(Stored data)
______

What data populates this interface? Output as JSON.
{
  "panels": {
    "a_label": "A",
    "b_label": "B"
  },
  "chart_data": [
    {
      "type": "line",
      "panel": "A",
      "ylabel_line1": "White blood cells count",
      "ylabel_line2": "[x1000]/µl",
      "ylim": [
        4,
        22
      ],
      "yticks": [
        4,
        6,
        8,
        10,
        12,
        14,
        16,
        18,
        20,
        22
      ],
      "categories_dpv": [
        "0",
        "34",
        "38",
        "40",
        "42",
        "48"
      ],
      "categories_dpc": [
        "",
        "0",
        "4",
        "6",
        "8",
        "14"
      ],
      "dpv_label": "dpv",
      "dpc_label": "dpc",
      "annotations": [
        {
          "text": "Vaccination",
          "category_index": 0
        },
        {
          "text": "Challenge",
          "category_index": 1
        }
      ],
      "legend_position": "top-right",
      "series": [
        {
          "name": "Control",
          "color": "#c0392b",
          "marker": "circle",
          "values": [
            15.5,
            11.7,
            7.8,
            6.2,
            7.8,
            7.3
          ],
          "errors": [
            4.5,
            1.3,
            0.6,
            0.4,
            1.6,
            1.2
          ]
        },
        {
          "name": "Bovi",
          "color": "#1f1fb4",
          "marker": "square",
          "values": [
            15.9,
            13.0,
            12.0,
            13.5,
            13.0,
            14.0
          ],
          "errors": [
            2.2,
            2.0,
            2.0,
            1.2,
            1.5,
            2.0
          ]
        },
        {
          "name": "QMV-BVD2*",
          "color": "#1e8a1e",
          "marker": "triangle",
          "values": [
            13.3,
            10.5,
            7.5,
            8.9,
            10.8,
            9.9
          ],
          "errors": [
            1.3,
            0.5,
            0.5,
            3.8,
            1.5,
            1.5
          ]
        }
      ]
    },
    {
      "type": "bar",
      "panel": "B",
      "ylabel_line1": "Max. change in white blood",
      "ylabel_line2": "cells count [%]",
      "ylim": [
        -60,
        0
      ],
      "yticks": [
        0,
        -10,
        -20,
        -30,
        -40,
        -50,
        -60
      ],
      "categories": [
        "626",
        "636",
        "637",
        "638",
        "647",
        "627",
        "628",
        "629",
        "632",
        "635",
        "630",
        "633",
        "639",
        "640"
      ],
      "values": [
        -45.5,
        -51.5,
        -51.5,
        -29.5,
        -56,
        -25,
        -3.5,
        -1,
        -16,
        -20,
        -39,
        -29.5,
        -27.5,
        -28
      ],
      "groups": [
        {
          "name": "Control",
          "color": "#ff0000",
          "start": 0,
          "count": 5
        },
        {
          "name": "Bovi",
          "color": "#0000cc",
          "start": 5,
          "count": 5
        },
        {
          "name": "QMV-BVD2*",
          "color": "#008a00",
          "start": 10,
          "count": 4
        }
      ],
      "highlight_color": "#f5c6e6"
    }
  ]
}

______

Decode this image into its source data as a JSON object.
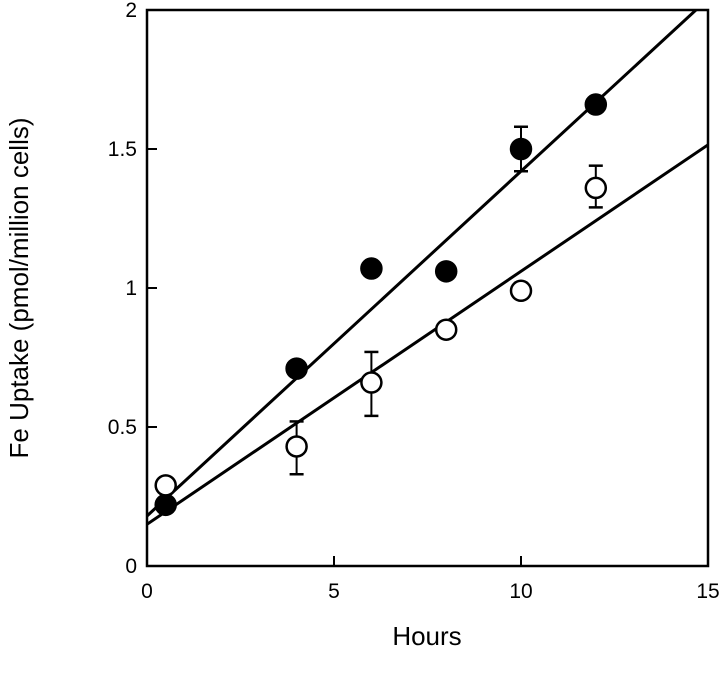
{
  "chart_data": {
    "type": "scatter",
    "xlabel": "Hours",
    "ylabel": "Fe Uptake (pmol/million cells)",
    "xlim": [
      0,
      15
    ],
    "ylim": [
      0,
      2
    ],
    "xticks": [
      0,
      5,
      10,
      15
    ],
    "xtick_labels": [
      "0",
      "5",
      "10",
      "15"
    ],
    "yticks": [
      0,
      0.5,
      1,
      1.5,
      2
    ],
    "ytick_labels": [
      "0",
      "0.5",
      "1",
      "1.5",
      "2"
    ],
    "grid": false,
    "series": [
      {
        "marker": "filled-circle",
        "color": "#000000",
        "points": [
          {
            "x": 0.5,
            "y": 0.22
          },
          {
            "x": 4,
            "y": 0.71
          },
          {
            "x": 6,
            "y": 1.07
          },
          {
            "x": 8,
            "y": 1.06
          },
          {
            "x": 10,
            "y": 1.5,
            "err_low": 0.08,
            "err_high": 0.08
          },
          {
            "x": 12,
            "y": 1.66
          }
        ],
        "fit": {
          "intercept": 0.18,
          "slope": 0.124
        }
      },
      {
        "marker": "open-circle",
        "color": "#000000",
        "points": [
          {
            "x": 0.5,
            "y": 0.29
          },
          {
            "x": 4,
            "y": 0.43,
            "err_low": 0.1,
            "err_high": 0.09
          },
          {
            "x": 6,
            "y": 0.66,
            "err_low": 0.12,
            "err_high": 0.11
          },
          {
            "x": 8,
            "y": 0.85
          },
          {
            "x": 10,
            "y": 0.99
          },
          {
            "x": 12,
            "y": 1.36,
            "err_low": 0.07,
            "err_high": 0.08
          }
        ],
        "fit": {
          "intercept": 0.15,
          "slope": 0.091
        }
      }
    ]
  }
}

______

### Exercise goal
Search the records for the word "circle" and copy every line where it occurs.

### Response to the exercise
          "marker": "circle",
        "marker": "filled-circle",
        "marker": "open-circle",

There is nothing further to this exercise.